Un incendiaire en veut au riche fondateur de Guess Jeans ou à ses locataires du Vieux-Montréal. C'est du moins ce que croit la police de Montréal. Elle enquête sur quatre feux survenus dans deux immeubles de Georges Marciano en moins de deux mois.
C'est une autre tuile pour l'ancien magnat du jean délavé, trois mois après l'annulation de la saisie de 150 millions de dollars visant ses immeubles patrimoniaux du quartier et sa luxueuse collection d'œuvres d'art, de voitures et de bijoux, dont un diamant de 16 millions.
La série d'incendies suspects a commencé le 24 janvier au 262, rue Saint-Paul Est, à six heures du matin. Les pompiers sont ensuite intervenus pour des alarmes d'incendie au 11 à 21, rue Notre-Dame Ouest à trois reprises, les 15 et 27 février, ainsi que le 4 mars.
Une porte-parole de la police confirme qu'«il y a plusieurs raisons de croire que ce sont des incendies criminels». Pour l'instant, aucun suspect n'est identifié et les autorités n'ont pas plus d'informations à transmettre.
──────────
CONSIGNE A:
Recopiez telles quelles les lignes du listing qui vont de celle contenant « table-row[interactable]: 232353374 2020.01.31 » jusqu'à celle contenant « param-value[interactable]: 14 <box>406 », ces deux lignes comprises.
──────────
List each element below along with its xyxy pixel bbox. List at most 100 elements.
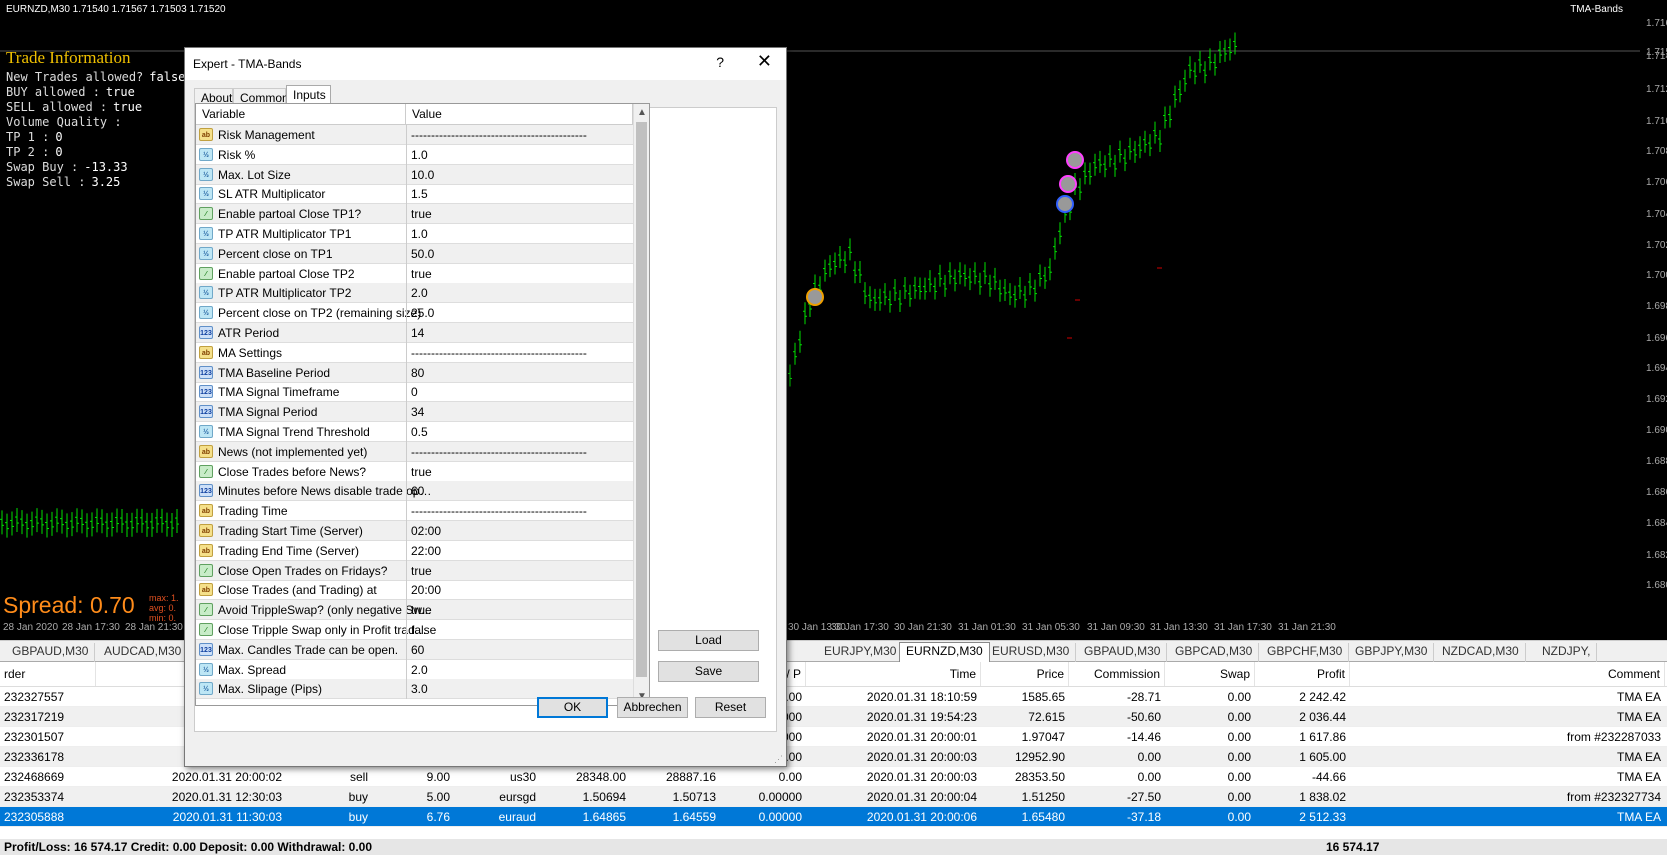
table-row[interactable]: 232353374 2020.01.31 12:30:03 buy 5.00 eursg… <box>0 787 1667 807</box>
trade-arrow-icon[interactable] <box>1059 175 1077 193</box>
param-row[interactable]: 123 TMA Signal Timeframe 0 <box>196 382 633 403</box>
param-value[interactable]: 2.0 <box>406 659 633 680</box>
param-row[interactable]: ⁄ Close Open Trades on Fridays? true <box>196 560 633 581</box>
param-value[interactable]: ----------------------------------------… <box>406 441 633 462</box>
param-row[interactable]: ab MA Settings ---------------------------… <box>196 342 633 363</box>
chart-tab[interactable]: GBPCHF,M30 <box>1261 643 1350 662</box>
chart-tab[interactable]: EURNZD,M30 <box>899 642 990 663</box>
param-value[interactable]: 1.5 <box>406 184 633 205</box>
param-row[interactable]: ⁄ Enable partoal Close TP1? true <box>196 204 633 225</box>
param-row[interactable]: ½ SL ATR Multiplicator 1.5 <box>196 184 633 205</box>
param-value[interactable]: 14 <box>406 323 633 343</box>
param-row[interactable]: ab News (not implemented yet) ------------… <box>196 441 633 462</box>
param-row[interactable]: 123 ATR Period 14 <box>196 323 633 343</box>
param-value[interactable]: true <box>406 263 633 284</box>
terminal-col-header[interactable]: Swap <box>1165 662 1255 686</box>
param-value[interactable]: ----------------------------------------… <box>406 342 633 363</box>
trade-arrow-icon[interactable] <box>806 288 824 306</box>
terminal-col-header[interactable]: rder <box>0 662 96 686</box>
param-row[interactable]: ab Trading Start Time (Server) 02:00 <box>196 521 633 541</box>
dialog-titlebar[interactable]: Expert - TMA-Bands ? ✕ <box>185 48 786 80</box>
param-row[interactable]: 123 TMA Baseline Period 80 <box>196 362 633 383</box>
col-variable[interactable]: Variable <box>196 104 406 125</box>
chart-tab[interactable]: AUDCAD,M30 <box>98 643 189 662</box>
chart-tab[interactable]: GBPAUD,M30 <box>6 643 96 662</box>
chart-tab[interactable]: EURJPY,M30 <box>818 643 904 662</box>
param-value[interactable]: 34 <box>406 402 633 423</box>
param-row[interactable]: 123 Minutes before News disable trade ope… <box>196 481 633 502</box>
param-name: Risk Management <box>218 128 315 142</box>
trade-arrow-icon[interactable] <box>1056 195 1074 213</box>
param-value[interactable]: true <box>406 461 633 482</box>
param-row[interactable]: ab Risk Management -----------------------… <box>196 125 633 145</box>
param-value[interactable]: 1.0 <box>406 224 633 244</box>
chart-tab[interactable]: GBPAUD,M30 <box>1078 643 1168 662</box>
param-value[interactable]: 10.0 <box>406 164 633 185</box>
param-value[interactable]: true <box>406 560 633 581</box>
param-value[interactable]: 02:00 <box>406 521 633 541</box>
param-value[interactable]: 0.5 <box>406 422 633 442</box>
grid-scrollbar[interactable]: ▲ ▼ <box>633 104 649 705</box>
trade-info-row: TP 1 : 0 <box>6 130 185 145</box>
param-value[interactable]: 2.0 <box>406 283 633 304</box>
chart-tab[interactable]: NZDJPY, <box>1536 643 1598 662</box>
param-row[interactable]: ab Trading End Time (Server) 22:00 <box>196 540 633 561</box>
param-value[interactable]: ----------------------------------------… <box>406 125 633 145</box>
terminal-col-header[interactable]: Profit <box>1255 662 1350 686</box>
param-row[interactable]: ab Trading Time --------------------------… <box>196 501 633 522</box>
reset-button[interactable]: Reset <box>695 697 766 718</box>
trade-info-value: true <box>105 85 135 99</box>
param-value[interactable]: 60 <box>406 481 633 502</box>
param-row[interactable]: ab Close Trades (and Trading) at 20:00 <box>196 580 633 601</box>
param-value[interactable]: true <box>406 204 633 225</box>
cancel-button[interactable]: Abbrechen <box>617 697 688 718</box>
param-value[interactable]: 1.0 <box>406 144 633 165</box>
param-row[interactable]: ⁄ Close Tripple Swap only in Profit trade… <box>196 620 633 640</box>
price-tick: 1.682 <box>1646 550 1667 561</box>
param-value[interactable]: 20:00 <box>406 580 633 601</box>
scroll-thumb[interactable] <box>636 122 647 677</box>
trade-arrow-icon[interactable] <box>1066 151 1084 169</box>
param-row[interactable]: 123 Max. Candles Trade can be open. 60 <box>196 639 633 660</box>
param-row[interactable]: 123 TMA Signal Period 34 <box>196 402 633 423</box>
param-row[interactable]: ½ Risk % 1.0 <box>196 144 633 165</box>
save-button[interactable]: Save <box>658 661 759 682</box>
param-row[interactable]: ½ TMA Signal Trend Threshold 0.5 <box>196 422 633 442</box>
param-value[interactable]: true <box>406 600 633 621</box>
terminal-col-header[interactable]: Time <box>806 662 981 686</box>
chart-tab[interactable]: GBPJPY,M30 <box>1349 643 1435 662</box>
close-icon[interactable]: ✕ <box>757 51 772 72</box>
chart-tab[interactable]: GBPCAD,M30 <box>1169 643 1260 662</box>
terminal-col-header[interactable]: Comment <box>1350 662 1665 686</box>
param-value[interactable]: 50.0 <box>406 243 633 264</box>
param-row[interactable]: ½ TP ATR Multiplicator TP2 2.0 <box>196 283 633 304</box>
param-value[interactable]: 0 <box>406 382 633 403</box>
param-value[interactable]: 80 <box>406 362 633 383</box>
chart-tab[interactable]: EURUSD,M30 <box>986 643 1077 662</box>
param-row[interactable]: ½ Percent close on TP2 (remaining size) 25… <box>196 303 633 324</box>
load-button[interactable]: Load <box>658 630 759 651</box>
table-row[interactable]: 232468669 2020.01.31 20:00:02 sell 9.00 us30… <box>0 767 1667 787</box>
bool-type-icon: ⁄ <box>199 563 213 577</box>
chart-tab[interactable]: NZDCAD,M30 <box>1436 643 1526 662</box>
param-row[interactable]: ½ Percent close on TP1 50.0 <box>196 243 633 264</box>
param-row[interactable]: ½ Max. Spread 2.0 <box>196 659 633 680</box>
ok-button[interactable]: OK <box>537 697 608 718</box>
help-button[interactable]: ? <box>716 54 724 70</box>
param-value[interactable]: ----------------------------------------… <box>406 501 633 522</box>
table-row[interactable]: 232305888 2020.01.31 11:30:03 buy 6.76 eurau… <box>0 807 1667 827</box>
terminal-col-header[interactable]: Price <box>981 662 1069 686</box>
param-value[interactable]: false <box>406 620 633 640</box>
param-row[interactable]: ⁄ Enable partoal Close TP2 true <box>196 263 633 284</box>
scroll-up-icon[interactable]: ▲ <box>637 107 647 118</box>
param-value[interactable]: 60 <box>406 639 633 660</box>
col-value[interactable]: Value <box>406 104 633 125</box>
terminal-col-header[interactable]: Commission <box>1069 662 1165 686</box>
param-row[interactable]: ⁄ Close Trades before News? true <box>196 461 633 482</box>
param-row[interactable]: ½ TP ATR Multiplicator TP1 1.0 <box>196 224 633 244</box>
param-row[interactable]: ⁄ Avoid TrippleSwap? (only negative Sw...… <box>196 600 633 621</box>
param-value[interactable]: 22:00 <box>406 540 633 561</box>
param-row[interactable]: ½ Max. Lot Size 10.0 <box>196 164 633 185</box>
param-value[interactable]: 25.0 <box>406 303 633 324</box>
resize-grip-icon[interactable]: ⋰ <box>774 754 784 764</box>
──────────
CONSIGNE B:
Prolongez l'article sur les incendies suspects du Vieux-Montréal à partir de sa dernière phrase.

RÉPONSE FINALE A:
table-row[interactable]: 232353374 2020.01.31 12:30:03 buy 5.00 eursg… <box>0 787 1667 807</box>
trade-arrow-icon[interactable] <box>1059 175 1077 193</box>
param-row[interactable]: 123 TMA Signal Timeframe 0 <box>196 382 633 403</box>
param-value[interactable]: 2.0 <box>406 659 633 680</box>
param-row[interactable]: ⁄ Close Open Trades on Fridays? true <box>196 560 633 581</box>
param-value[interactable]: ----------------------------------------… <box>406 441 633 462</box>
param-row[interactable]: ab MA Settings ---------------------------… <box>196 342 633 363</box>
chart-tab[interactable]: GBPCHF,M30 <box>1261 643 1350 662</box>
chart-tab[interactable]: EURNZD,M30 <box>899 642 990 663</box>
param-value[interactable]: 1.5 <box>406 184 633 205</box>
param-row[interactable]: ⁄ Enable partoal Close TP1? true <box>196 204 633 225</box>
param-row[interactable]: ½ SL ATR Multiplicator 1.5 <box>196 184 633 205</box>
param-value[interactable]: 14 <box>406 323 633 343</box>

RÉPONSE FINALE B:
«On aimerait bien savoir ce qui se passe», dit Michel Bensmihen, responsable de la location pour les immeubles de Georges Marciano. Courtier chez Cushman Wakefield, il est également administrateur de plusieurs de ses sociétés, selon le Registre des entreprises. «Est-ce une histoire contre un locataire? entre locataires? Il y a eu toutes sortes de spéculations...»
Propriétaire de NRJ Jeans, au 21, Notre-Dame Ouest, Moshé Simhon précise que le feu du 27 février a commencé dans un matelas au sous-sol, entre les cases de rangement des locataires. Il s'est rapidement propagé à des piles de documents entreposés à côté. Cette matière combustible pourrait être considérée comme un accélérant d'incendie par les pompiers et la police.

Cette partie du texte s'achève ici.